**Stated goal:** Show all lines from the data that include the word "ylabel".

**Exercise input:**
========

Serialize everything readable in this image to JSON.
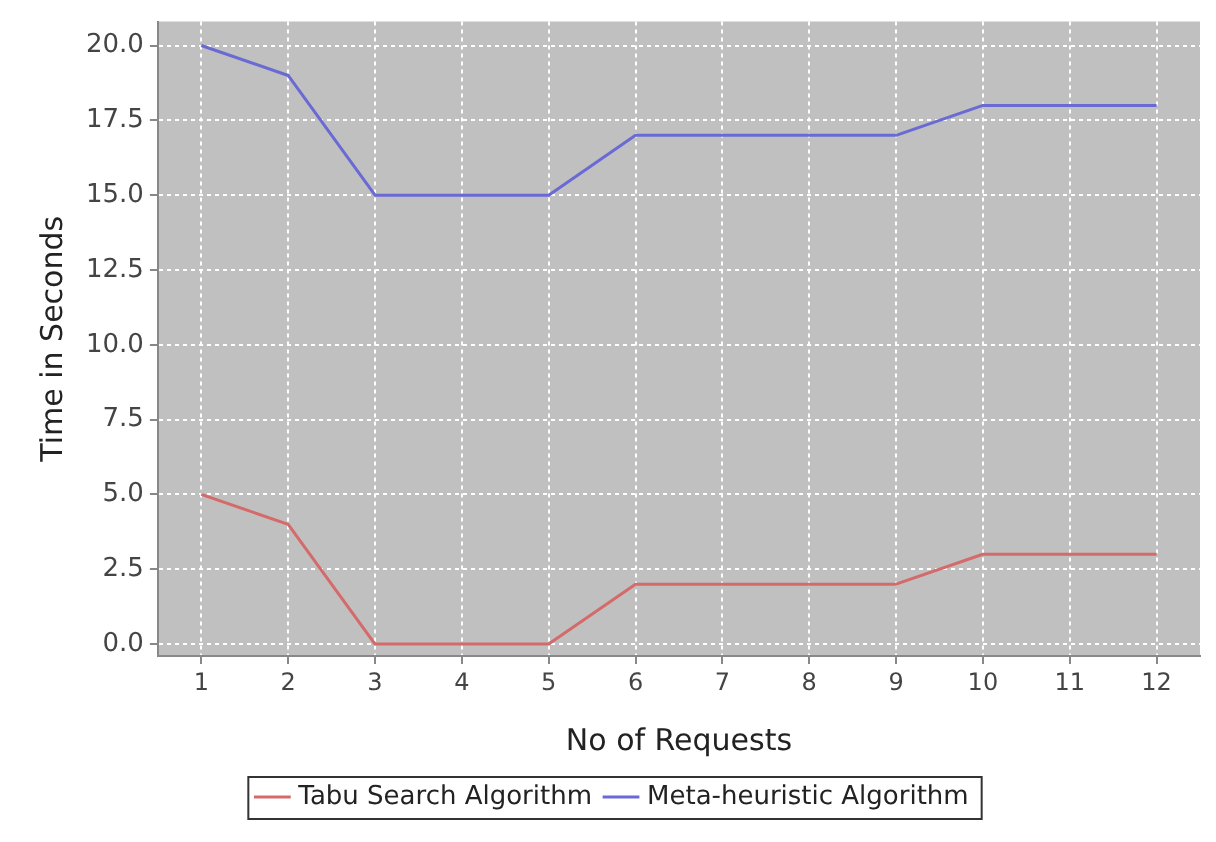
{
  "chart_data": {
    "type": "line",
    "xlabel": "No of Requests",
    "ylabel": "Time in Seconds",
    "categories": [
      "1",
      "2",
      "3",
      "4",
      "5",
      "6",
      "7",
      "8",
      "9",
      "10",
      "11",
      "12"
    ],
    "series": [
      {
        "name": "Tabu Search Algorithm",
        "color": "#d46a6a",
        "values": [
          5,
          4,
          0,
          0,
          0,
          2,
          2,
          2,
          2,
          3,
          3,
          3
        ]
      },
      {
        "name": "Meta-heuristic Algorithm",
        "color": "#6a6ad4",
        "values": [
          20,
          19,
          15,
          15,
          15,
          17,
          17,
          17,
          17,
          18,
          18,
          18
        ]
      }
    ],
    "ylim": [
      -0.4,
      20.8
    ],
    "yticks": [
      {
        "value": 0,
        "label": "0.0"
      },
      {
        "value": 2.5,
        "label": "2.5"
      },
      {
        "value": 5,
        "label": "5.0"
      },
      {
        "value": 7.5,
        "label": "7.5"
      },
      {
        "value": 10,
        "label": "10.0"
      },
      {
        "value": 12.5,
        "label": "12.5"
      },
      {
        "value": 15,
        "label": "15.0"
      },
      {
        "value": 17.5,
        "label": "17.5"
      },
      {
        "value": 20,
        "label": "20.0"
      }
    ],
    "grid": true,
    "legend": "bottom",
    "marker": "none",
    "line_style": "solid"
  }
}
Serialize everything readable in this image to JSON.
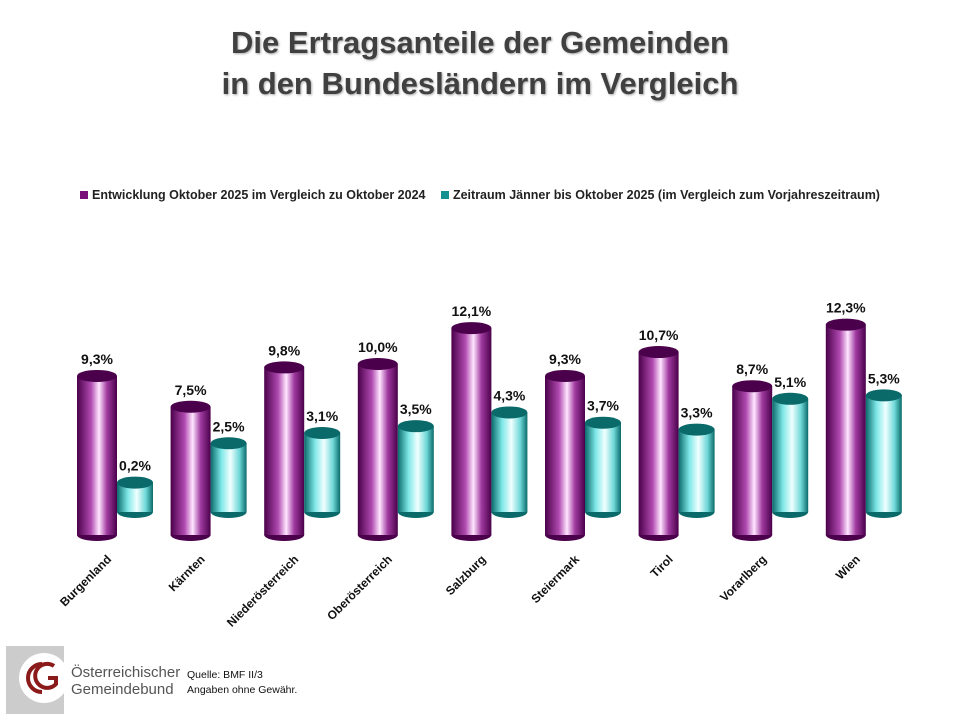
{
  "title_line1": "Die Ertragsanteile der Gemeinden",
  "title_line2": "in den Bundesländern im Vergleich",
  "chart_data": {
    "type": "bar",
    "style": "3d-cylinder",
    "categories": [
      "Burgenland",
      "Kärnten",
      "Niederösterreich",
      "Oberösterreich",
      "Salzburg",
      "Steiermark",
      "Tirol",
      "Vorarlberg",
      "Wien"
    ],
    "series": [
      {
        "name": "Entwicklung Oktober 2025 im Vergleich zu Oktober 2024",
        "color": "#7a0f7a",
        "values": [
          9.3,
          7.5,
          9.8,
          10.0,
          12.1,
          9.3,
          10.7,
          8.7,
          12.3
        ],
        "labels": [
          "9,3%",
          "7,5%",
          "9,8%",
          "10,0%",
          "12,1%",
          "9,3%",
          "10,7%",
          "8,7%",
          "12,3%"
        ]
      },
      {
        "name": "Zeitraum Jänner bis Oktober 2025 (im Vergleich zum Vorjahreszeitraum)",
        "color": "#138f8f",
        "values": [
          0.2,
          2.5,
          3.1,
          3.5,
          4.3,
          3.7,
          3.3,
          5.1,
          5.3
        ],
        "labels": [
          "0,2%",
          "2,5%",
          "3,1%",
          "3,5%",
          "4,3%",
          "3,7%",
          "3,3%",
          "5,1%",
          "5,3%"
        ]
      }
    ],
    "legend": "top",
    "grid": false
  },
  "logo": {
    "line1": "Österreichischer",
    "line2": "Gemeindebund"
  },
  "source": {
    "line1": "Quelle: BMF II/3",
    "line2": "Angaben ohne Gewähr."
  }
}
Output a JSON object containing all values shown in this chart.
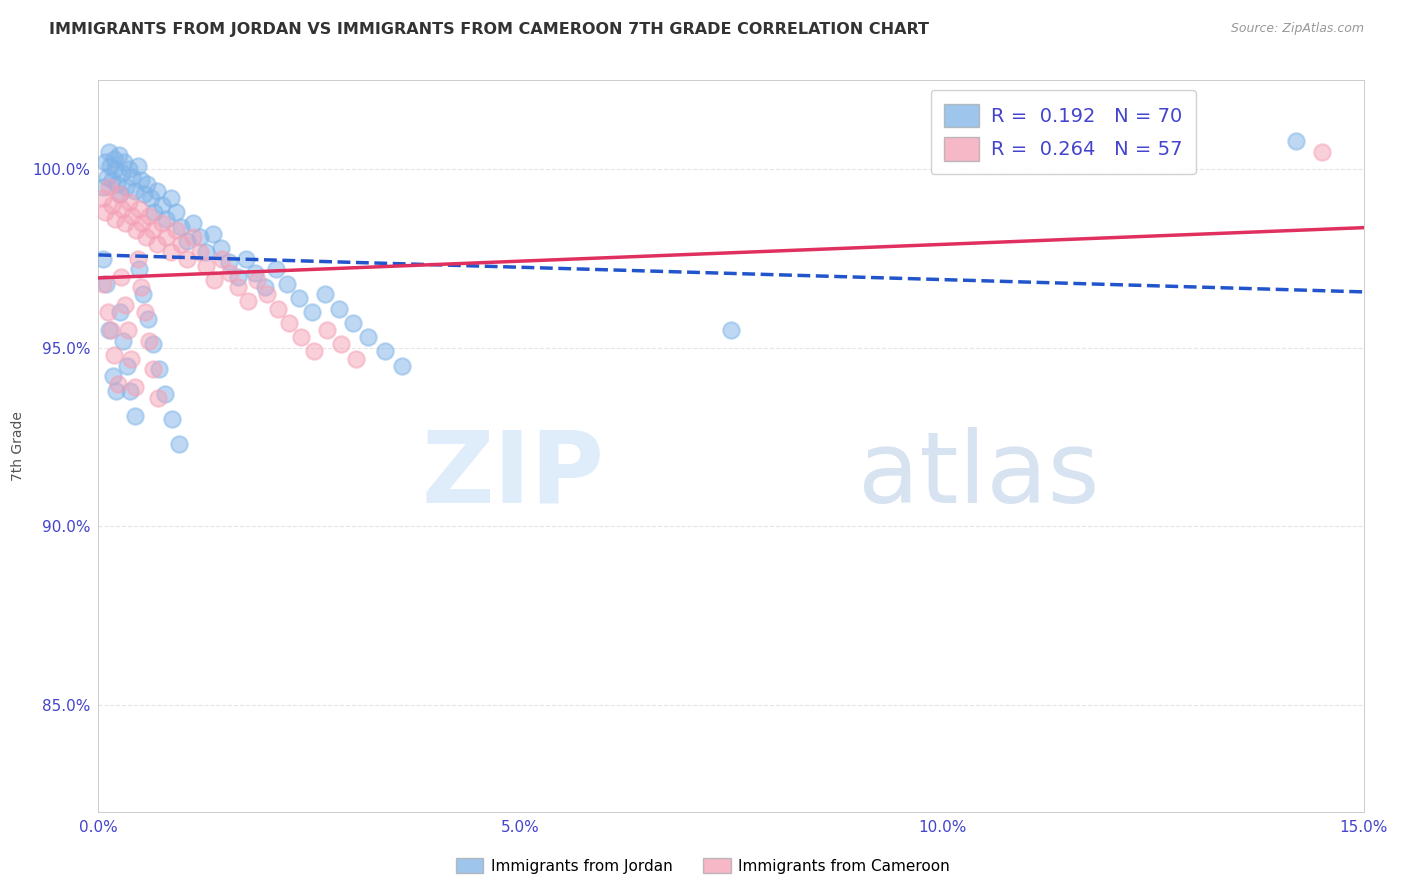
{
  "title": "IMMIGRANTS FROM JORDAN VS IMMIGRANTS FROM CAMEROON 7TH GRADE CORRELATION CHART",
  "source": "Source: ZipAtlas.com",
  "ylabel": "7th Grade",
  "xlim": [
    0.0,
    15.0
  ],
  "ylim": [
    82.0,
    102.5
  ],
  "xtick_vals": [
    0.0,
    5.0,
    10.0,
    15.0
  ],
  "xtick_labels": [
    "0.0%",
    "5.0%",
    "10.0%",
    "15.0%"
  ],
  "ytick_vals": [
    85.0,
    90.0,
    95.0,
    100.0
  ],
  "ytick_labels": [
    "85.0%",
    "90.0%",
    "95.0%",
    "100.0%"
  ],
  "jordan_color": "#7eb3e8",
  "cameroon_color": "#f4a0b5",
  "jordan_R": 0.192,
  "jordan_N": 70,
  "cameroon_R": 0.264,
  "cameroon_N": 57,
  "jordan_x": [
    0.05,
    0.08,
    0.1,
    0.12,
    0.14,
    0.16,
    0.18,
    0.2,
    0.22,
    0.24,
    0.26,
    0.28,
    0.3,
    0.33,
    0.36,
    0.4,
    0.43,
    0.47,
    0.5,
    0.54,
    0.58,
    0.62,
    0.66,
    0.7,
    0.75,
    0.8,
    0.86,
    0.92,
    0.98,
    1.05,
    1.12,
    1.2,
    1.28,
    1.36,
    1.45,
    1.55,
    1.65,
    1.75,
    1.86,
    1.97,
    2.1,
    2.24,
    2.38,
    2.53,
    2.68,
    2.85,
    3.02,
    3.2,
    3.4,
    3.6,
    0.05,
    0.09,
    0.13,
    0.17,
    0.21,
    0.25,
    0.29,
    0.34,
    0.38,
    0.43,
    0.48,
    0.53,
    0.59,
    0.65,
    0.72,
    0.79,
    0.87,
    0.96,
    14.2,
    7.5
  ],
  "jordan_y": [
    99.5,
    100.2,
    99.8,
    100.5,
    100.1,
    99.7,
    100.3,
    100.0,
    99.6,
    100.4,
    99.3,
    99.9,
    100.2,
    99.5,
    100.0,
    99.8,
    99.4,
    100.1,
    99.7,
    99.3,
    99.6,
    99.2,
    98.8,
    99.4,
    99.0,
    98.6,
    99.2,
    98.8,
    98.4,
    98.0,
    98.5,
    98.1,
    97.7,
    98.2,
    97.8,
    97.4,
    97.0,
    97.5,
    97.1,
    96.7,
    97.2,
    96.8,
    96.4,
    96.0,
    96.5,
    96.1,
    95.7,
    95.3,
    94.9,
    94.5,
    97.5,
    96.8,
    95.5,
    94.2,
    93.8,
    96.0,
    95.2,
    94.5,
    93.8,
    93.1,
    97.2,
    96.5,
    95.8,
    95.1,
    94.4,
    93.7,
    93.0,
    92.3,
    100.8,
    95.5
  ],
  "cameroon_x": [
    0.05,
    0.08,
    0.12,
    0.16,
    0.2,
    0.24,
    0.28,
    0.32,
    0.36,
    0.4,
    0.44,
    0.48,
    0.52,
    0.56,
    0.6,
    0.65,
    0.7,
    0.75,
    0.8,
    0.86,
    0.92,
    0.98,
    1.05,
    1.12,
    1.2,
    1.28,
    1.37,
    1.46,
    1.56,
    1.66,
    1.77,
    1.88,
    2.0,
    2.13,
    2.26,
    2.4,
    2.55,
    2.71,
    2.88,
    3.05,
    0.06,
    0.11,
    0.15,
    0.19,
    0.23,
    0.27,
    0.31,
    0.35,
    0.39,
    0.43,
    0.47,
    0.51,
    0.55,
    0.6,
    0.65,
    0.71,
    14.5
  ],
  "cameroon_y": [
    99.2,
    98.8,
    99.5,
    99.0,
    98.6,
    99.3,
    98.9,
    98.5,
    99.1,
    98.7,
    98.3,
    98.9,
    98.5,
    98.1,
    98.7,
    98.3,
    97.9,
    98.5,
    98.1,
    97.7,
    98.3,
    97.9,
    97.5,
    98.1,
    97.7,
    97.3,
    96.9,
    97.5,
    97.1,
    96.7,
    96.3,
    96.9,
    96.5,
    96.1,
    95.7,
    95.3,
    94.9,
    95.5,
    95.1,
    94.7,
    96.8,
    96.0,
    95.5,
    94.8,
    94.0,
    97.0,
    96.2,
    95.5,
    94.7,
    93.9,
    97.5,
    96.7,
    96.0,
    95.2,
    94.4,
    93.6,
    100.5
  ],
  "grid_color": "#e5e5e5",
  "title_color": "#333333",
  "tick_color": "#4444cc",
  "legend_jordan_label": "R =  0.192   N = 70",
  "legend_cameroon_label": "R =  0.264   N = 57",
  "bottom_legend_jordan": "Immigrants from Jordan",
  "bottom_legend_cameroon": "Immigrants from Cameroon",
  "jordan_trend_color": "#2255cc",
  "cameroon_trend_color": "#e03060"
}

========

**The solution:**
    "ylabel": "Time in Seconds",
  "ylabel": "7th Grade",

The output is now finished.